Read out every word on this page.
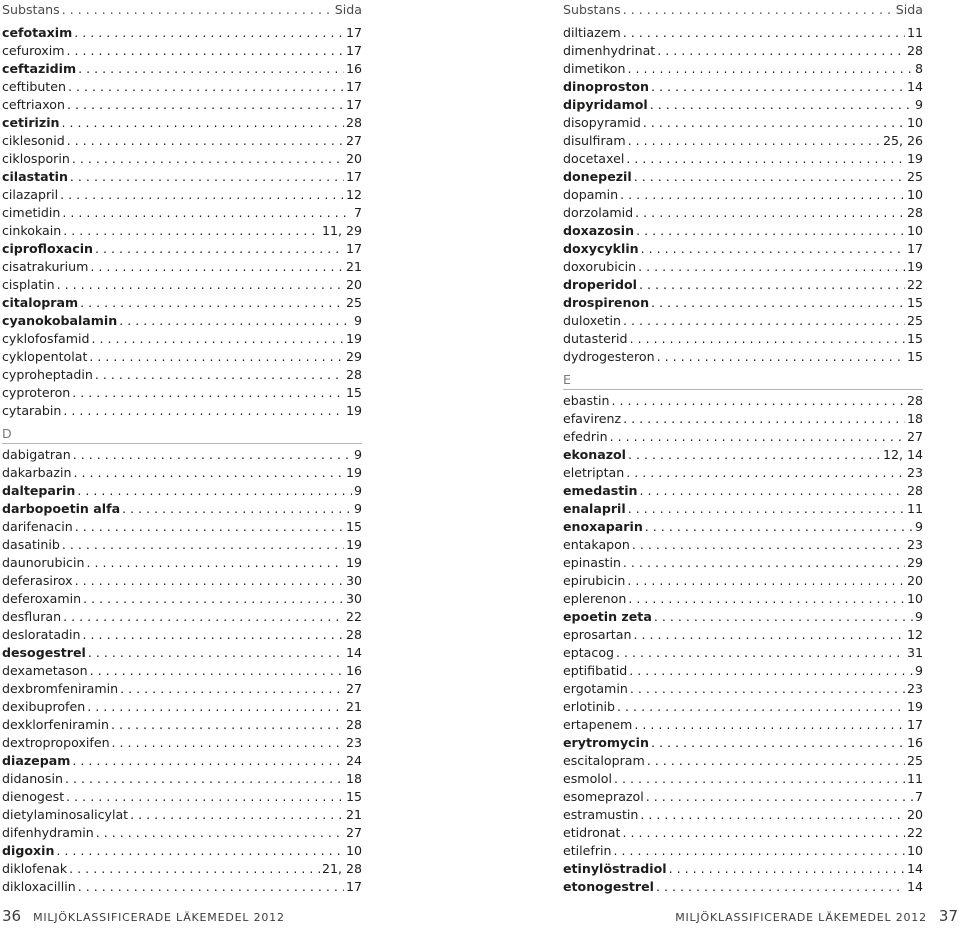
Substans . . .	Sida
cefotaxim . . .	17
cefuroxim . . .	17
ceftazidim . . .	16
ceftibuten . . .	17
ceftriaxon . . .	17
cetirizin . . .	28
ciklesonid . . .	27
ciklosporin . . .	20
cilastatin . . .	17
cilazapril . . .	12
cimetidin . . .	7
cinkokain . . .	11, 29
ciprofloxacin . . .	17
cisatrakurium . . .	21
cisplatin . . .	20
citalopram . . .	25
cyanokobalamin . . .	9
cyklofosfamid . . .	19
cyklopentolat . . .	29
cyproheptadin . . .	28
cyproteron . . .	15
cytarabin . . .	19
D
dabigatran . . .	9
dakarbazin . . .	19
dalteparin . . .	9
darbopoetin alfa . . .	9
darifenacin . . .	15
dasatinib . . .	19
daunorubicin . . .	19
deferasirox . . .	30
deferoxamin . . .	30
desfluran . . .	22
desloratadin . . .	28
desogestrel . . .	14
dexametason . . .	16
dexbromfeniramin . . .	27
dexibuprofen . . .	21
dexklorfeniramin . . .	28
dextropropoxifen . . .	23
diazepam . . .	24
didanosin . . .	18
dienogest . . .	15
dietylaminosalicylat . . .	21
difenhydramin . . .	27
digoxin . . .	10
diklofenak . . .	21, 28
dikloxacillin . . .	17
Substans . . .	Sida
diltiazem . . .	11
dimenhydrinat . . .	28
dimetikon . . .	8
dinoproston . . .	14
dipyridamol . . .	9
disopyramid . . .	10
disulfiram . . .	25, 26
docetaxel . . .	19
donepezil . . .	25
dopamin . . .	10
dorzolamid . . .	28
doxazosin . . .	10
doxycyklin . . .	17
doxorubicin . . .	19
droperidol . . .	22
drospirenon . . .	15
duloxetin . . .	25
dutasterid . . .	15
dydrogesteron . . .	15
E
ebastin . . .	28
efavirenz . . .	18
efedrin . . .	27
ekonazol . . .	12, 14
eletriptan . . .	23
emedastin . . .	28
enalapril . . .	11
enoxaparin . . .	9
entakapon . . .	23
epinastin . . .	29
epirubicin . . .	20
eplerenon . . .	10
epoetin zeta . . .	9
eprosartan . . .	12
eptacog . . .	31
eptifibatid . . .	9
ergotamin . . .	23
erlotinib . . .	19
ertapenem . . .	17
erytromycin . . .	16
escitalopram . . .	25
esmolol . . .	11
esomeprazol . . .	7
estramustin . . .	20
etidronat . . .	22
etilefrin . . .	10
etinylöstradiol . . .	14
etonogestrel . . .	14
36 MILJÖKLASSIFICERADE LÄKEMEDEL 2012	MILJÖKLASSIFICERADE LÄKEMEDEL 2012 37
****
[PROBLEM TO SOLVE]:
Reproduce every entry word for word, but skip any pictures.

[FULL ANSWER]:
Read out every word on this page.
Substans . . .	Sida
cefotaxim . . .	17
cefuroxim . . .	17
ceftazidim . . .	16
ceftibuten . . .	17
ceftriaxon . . .	17
cetirizin . . .	28
ciklesonid . . .	27
ciklosporin . . .	20
cilastatin . . .	17
cilazapril . . .	12
cimetidin . . .	7
cinkokain . . .	11, 29
ciprofloxacin . . .	17
cisatrakurium . . .	21
cisplatin . . .	20
citalopram . . .	25
cyanokobalamin . . .	9
cyklofosfamid . . .	19
cyklopentolat . . .	29
cyproheptadin . . .	28
cyproteron . . .	15
cytarabin . . .	19
D
dabigatran . . .	9
dakarbazin . . .	19
dalteparin . . .	9
darbopoetin alfa . . .	9
darifenacin . . .	15
dasatinib . . .	19
daunorubicin . . .	19
deferasirox . . .	30
deferoxamin . . .	30
desfluran . . .	22
desloratadin . . .	28
desogestrel . . .	14
dexametason . . .	16
dexbromfeniramin . . .	27
dexibuprofen . . .	21
dexklorfeniramin . . .	28
dextropropoxifen . . .	23
diazepam . . .	24
didanosin . . .	18
dienogest . . .	15
dietylaminosalicylat . . .	21
difenhydramin . . .	27
digoxin . . .	10
diklofenak . . .	21, 28
dikloxacillin . . .	17
Substans . . .	Sida
diltiazem . . .	11
dimenhydrinat . . .	28
dimetikon . . .	8
dinoproston . . .	14
dipyridamol . . .	9
disopyramid . . .	10
disulfiram . . .	25, 26
docetaxel . . .	19
donepezil . . .	25
dopamin . . .	10
dorzolamid . . .	28
doxazosin . . .	10
doxycyklin . . .	17
doxorubicin . . .	19
droperidol . . .	22
drospirenon . . .	15
duloxetin . . .	25
dutasterid . . .	15
dydrogesteron . . .	15
E
ebastin . . .	28
efavirenz . . .	18
efedrin . . .	27
ekonazol . . .	12, 14
eletriptan . . .	23
emedastin . . .	28
enalapril . . .	11
enoxaparin . . .	9
entakapon . . .	23
epinastin . . .	29
epirubicin . . .	20
eplerenon . . .	10
epoetin zeta . . .	9
eprosartan . . .	12
eptacog . . .	31
eptifibatid . . .	9
ergotamin . . .	23
erlotinib . . .	19
ertapenem . . .	17
erytromycin . . .	16
escitalopram . . .	25
esmolol . . .	11
esomeprazol . . .	7
estramustin . . .	20
etidronat . . .	22
etilefrin . . .	10
etinylöstradiol . . .	14
etonogestrel . . .	14
36 MILJÖKLASSIFICERADE LÄKEMEDEL 2012	MILJÖKLASSIFICERADE LÄKEMEDEL 2012 37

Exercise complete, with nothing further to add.